--- Supplied records ---
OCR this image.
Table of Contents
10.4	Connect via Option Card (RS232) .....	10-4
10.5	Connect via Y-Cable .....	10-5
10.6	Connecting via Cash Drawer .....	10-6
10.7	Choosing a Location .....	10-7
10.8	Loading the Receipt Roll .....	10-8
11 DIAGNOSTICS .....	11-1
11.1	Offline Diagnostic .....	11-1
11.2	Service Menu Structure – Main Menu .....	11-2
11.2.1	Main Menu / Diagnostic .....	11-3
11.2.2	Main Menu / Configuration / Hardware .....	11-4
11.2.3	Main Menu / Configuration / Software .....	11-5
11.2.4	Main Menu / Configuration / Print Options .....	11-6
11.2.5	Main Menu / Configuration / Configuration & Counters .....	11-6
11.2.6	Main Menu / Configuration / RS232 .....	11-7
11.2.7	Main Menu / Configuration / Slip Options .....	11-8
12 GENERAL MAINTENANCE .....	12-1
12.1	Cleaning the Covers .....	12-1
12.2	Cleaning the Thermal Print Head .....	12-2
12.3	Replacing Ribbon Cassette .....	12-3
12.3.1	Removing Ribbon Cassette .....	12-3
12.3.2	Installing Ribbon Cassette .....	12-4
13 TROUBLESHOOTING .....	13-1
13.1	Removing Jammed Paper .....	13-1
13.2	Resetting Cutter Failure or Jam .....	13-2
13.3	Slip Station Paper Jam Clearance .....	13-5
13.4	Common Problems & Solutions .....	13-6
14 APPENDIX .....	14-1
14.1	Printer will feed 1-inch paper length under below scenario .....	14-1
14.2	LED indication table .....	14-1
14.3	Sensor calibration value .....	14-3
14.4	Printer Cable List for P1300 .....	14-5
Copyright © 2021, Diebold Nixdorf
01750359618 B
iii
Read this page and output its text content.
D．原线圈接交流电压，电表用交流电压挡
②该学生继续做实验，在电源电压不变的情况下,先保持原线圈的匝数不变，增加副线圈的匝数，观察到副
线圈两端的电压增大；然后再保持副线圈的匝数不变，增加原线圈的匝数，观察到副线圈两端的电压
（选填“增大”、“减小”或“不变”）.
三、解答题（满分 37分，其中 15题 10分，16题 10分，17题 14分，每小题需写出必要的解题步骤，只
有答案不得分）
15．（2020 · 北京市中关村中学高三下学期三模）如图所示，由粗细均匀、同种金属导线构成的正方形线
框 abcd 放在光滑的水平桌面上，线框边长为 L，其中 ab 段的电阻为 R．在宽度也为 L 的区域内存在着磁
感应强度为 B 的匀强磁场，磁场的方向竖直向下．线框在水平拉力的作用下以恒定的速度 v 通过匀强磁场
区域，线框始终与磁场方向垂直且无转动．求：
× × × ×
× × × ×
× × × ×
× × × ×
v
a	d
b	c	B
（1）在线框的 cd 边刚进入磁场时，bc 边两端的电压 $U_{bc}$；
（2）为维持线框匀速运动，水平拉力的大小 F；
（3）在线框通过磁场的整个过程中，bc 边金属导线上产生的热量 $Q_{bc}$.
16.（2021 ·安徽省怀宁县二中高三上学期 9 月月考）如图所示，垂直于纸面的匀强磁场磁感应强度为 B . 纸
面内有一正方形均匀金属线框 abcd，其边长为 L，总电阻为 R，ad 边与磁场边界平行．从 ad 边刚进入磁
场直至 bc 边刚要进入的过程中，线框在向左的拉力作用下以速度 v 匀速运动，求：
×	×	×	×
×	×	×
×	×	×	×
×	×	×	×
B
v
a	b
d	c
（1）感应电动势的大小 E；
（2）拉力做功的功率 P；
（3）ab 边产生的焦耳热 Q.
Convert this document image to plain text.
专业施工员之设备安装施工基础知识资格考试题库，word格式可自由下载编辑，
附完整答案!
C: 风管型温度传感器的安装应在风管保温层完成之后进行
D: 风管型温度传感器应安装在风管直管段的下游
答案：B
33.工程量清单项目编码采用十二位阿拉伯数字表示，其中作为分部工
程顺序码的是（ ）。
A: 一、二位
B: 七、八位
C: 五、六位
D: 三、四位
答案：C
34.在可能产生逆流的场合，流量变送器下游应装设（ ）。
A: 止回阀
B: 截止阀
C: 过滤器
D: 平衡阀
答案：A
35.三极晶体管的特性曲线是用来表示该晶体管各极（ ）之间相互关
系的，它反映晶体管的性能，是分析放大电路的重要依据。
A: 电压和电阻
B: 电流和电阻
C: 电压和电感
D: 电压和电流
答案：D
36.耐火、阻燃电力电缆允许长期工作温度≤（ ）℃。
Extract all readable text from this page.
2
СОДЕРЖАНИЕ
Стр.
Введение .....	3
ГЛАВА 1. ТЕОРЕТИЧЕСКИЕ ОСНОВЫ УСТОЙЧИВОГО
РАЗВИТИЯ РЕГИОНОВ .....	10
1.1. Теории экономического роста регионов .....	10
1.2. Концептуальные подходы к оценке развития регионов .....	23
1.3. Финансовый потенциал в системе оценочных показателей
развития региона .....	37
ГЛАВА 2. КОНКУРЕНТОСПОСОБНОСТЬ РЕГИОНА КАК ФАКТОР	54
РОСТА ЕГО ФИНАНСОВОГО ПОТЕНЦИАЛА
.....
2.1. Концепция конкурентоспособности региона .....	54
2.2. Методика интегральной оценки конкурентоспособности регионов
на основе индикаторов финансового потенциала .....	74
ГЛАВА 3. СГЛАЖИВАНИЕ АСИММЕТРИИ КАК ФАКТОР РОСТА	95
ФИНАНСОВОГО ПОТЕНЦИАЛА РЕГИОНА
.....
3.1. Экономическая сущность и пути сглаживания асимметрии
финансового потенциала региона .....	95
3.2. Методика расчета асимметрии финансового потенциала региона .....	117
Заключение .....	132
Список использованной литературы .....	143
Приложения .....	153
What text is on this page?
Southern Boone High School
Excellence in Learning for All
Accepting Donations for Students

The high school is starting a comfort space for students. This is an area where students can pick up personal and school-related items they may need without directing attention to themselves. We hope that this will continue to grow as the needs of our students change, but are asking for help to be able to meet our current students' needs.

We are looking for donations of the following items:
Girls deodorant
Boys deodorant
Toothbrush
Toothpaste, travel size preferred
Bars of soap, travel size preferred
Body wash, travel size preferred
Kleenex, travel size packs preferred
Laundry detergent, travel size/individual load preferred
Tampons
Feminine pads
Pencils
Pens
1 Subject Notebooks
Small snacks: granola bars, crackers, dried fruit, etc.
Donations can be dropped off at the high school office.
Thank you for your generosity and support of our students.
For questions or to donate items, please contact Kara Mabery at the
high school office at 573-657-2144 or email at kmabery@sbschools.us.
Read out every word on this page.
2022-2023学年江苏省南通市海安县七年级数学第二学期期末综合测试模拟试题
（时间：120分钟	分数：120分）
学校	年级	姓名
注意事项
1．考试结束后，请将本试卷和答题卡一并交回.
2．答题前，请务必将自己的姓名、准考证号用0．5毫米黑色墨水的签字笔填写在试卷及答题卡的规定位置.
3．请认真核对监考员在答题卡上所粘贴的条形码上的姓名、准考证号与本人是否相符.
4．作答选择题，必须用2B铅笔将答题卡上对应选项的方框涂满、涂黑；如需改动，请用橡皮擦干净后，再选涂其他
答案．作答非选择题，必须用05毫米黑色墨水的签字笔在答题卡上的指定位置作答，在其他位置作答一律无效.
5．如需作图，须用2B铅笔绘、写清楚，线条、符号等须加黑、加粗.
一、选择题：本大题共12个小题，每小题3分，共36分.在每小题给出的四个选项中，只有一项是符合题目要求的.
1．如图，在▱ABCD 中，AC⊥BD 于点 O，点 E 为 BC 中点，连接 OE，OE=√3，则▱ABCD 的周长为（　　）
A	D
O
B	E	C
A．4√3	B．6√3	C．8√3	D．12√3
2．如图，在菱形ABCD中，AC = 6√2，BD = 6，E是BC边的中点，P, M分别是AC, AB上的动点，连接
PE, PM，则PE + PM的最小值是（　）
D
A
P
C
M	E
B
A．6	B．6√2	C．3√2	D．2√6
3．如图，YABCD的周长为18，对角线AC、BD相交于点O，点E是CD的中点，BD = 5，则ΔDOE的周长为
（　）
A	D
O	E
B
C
---
Given exercise: For each line of the listing that holds the word "Cable", show that line.

Full answer:
10.5	Connect via Y-Cable .....	10-5
14.4	Printer Cable List for P1300 .....	14-5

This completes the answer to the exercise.